> **SET EXERCISE**:
Pictures in the records should not be copied, but every other part must be repeated exactly.

§

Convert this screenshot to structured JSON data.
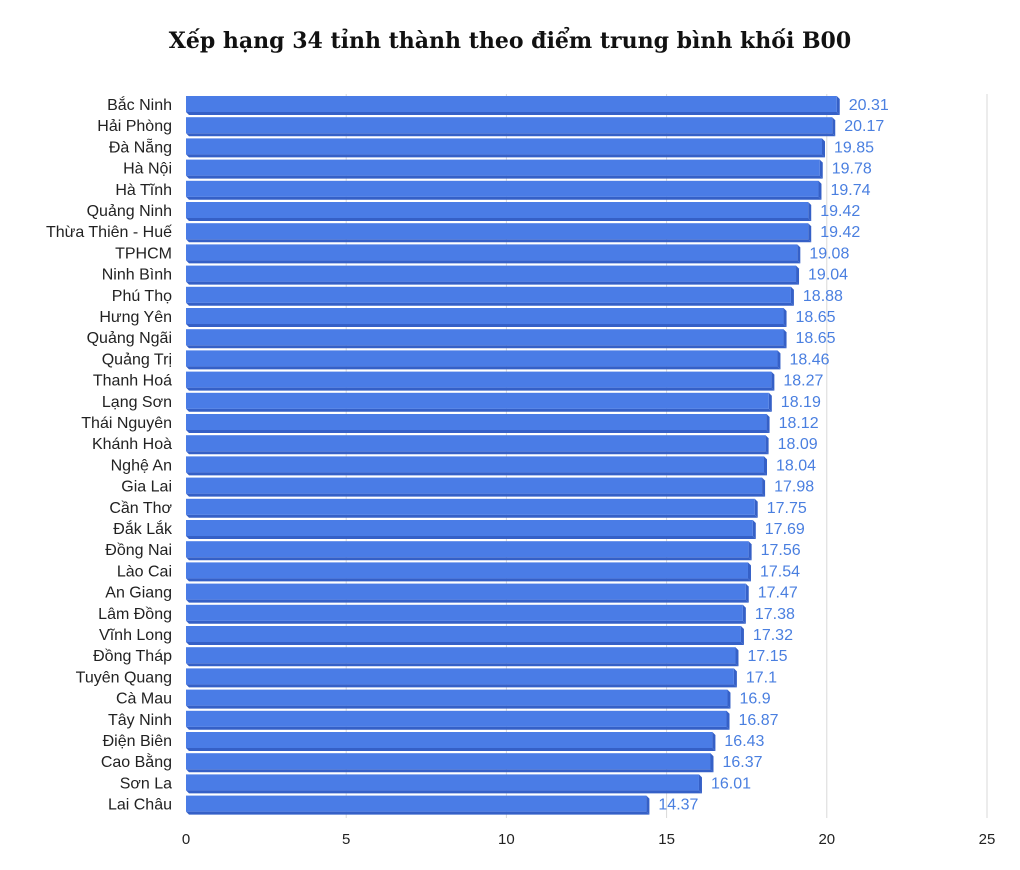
{
  "chart_data": {
    "type": "bar",
    "orientation": "horizontal",
    "title": "Xếp hạng 34 tỉnh thành theo điểm trung bình khối B00",
    "xlabel": "",
    "ylabel": "",
    "xlim": [
      0,
      25
    ],
    "xticks": [
      0,
      5,
      10,
      15,
      20,
      25
    ],
    "grid": "vertical",
    "legend": "none",
    "colors": {
      "bar": "#4a7ce6",
      "bar_dark": "#3560c7",
      "value_label": "#4a7fe0",
      "grid": "#d9d9d9"
    },
    "categories": [
      "Bắc Ninh",
      "Hải Phòng",
      "Đà Nẵng",
      "Hà Nội",
      "Hà Tĩnh",
      "Quảng Ninh",
      "Thừa Thiên - Huế",
      "TPHCM",
      "Ninh Bình",
      "Phú Thọ",
      "Hưng Yên",
      "Quảng Ngãi",
      "Quảng Trị",
      "Thanh Hoá",
      "Lạng Sơn",
      "Thái Nguyên",
      "Khánh Hoà",
      "Nghệ An",
      "Gia Lai",
      "Cần Thơ",
      "Đắk Lắk",
      "Đồng Nai",
      "Lào Cai",
      "An Giang",
      "Lâm Đồng",
      "Vĩnh Long",
      "Đồng Tháp",
      "Tuyên Quang",
      "Cà Mau",
      "Tây Ninh",
      "Điện Biên",
      "Cao Bằng",
      "Sơn La",
      "Lai Châu"
    ],
    "values": [
      20.31,
      20.17,
      19.85,
      19.78,
      19.74,
      19.42,
      19.42,
      19.08,
      19.04,
      18.88,
      18.65,
      18.65,
      18.46,
      18.27,
      18.19,
      18.12,
      18.09,
      18.04,
      17.98,
      17.75,
      17.69,
      17.56,
      17.54,
      17.47,
      17.38,
      17.32,
      17.15,
      17.1,
      16.9,
      16.87,
      16.43,
      16.37,
      16.01,
      14.37
    ],
    "value_labels": [
      "20.31",
      "20.17",
      "19.85",
      "19.78",
      "19.74",
      "19.42",
      "19.42",
      "19.08",
      "19.04",
      "18.88",
      "18.65",
      "18.65",
      "18.46",
      "18.27",
      "18.19",
      "18.12",
      "18.09",
      "18.04",
      "17.98",
      "17.75",
      "17.69",
      "17.56",
      "17.54",
      "17.47",
      "17.38",
      "17.32",
      "17.15",
      "17.1",
      "16.9",
      "16.87",
      "16.43",
      "16.37",
      "16.01",
      "14.37"
    ]
  }
}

§

> **EXPECTED ANSWER**:
Convert this screenshot to structured JSON data.
{
  "chart_data": {
    "type": "bar",
    "orientation": "horizontal",
    "title": "Xếp hạng 34 tỉnh thành theo điểm trung bình khối B00",
    "xlabel": "",
    "ylabel": "",
    "xlim": [
      0,
      25
    ],
    "xticks": [
      0,
      5,
      10,
      15,
      20,
      25
    ],
    "grid": "vertical",
    "legend": "none",
    "colors": {
      "bar": "#4a7ce6",
      "bar_dark": "#3560c7",
      "value_label": "#4a7fe0",
      "grid": "#d9d9d9"
    },
    "categories": [
      "Bắc Ninh",
      "Hải Phòng",
      "Đà Nẵng",
      "Hà Nội",
      "Hà Tĩnh",
      "Quảng Ninh",
      "Thừa Thiên - Huế",
      "TPHCM",
      "Ninh Bình",
      "Phú Thọ",
      "Hưng Yên",
      "Quảng Ngãi",
      "Quảng Trị",
      "Thanh Hoá",
      "Lạng Sơn",
      "Thái Nguyên",
      "Khánh Hoà",
      "Nghệ An",
      "Gia Lai",
      "Cần Thơ",
      "Đắk Lắk",
      "Đồng Nai",
      "Lào Cai",
      "An Giang",
      "Lâm Đồng",
      "Vĩnh Long",
      "Đồng Tháp",
      "Tuyên Quang",
      "Cà Mau",
      "Tây Ninh",
      "Điện Biên",
      "Cao Bằng",
      "Sơn La",
      "Lai Châu"
    ],
    "values": [
      20.31,
      20.17,
      19.85,
      19.78,
      19.74,
      19.42,
      19.42,
      19.08,
      19.04,
      18.88,
      18.65,
      18.65,
      18.46,
      18.27,
      18.19,
      18.12,
      18.09,
      18.04,
      17.98,
      17.75,
      17.69,
      17.56,
      17.54,
      17.47,
      17.38,
      17.32,
      17.15,
      17.1,
      16.9,
      16.87,
      16.43,
      16.37,
      16.01,
      14.37
    ],
    "value_labels": [
      "20.31",
      "20.17",
      "19.85",
      "19.78",
      "19.74",
      "19.42",
      "19.42",
      "19.08",
      "19.04",
      "18.88",
      "18.65",
      "18.65",
      "18.46",
      "18.27",
      "18.19",
      "18.12",
      "18.09",
      "18.04",
      "17.98",
      "17.75",
      "17.69",
      "17.56",
      "17.54",
      "17.47",
      "17.38",
      "17.32",
      "17.15",
      "17.1",
      "16.9",
      "16.87",
      "16.43",
      "16.37",
      "16.01",
      "14.37"
    ]
  }
}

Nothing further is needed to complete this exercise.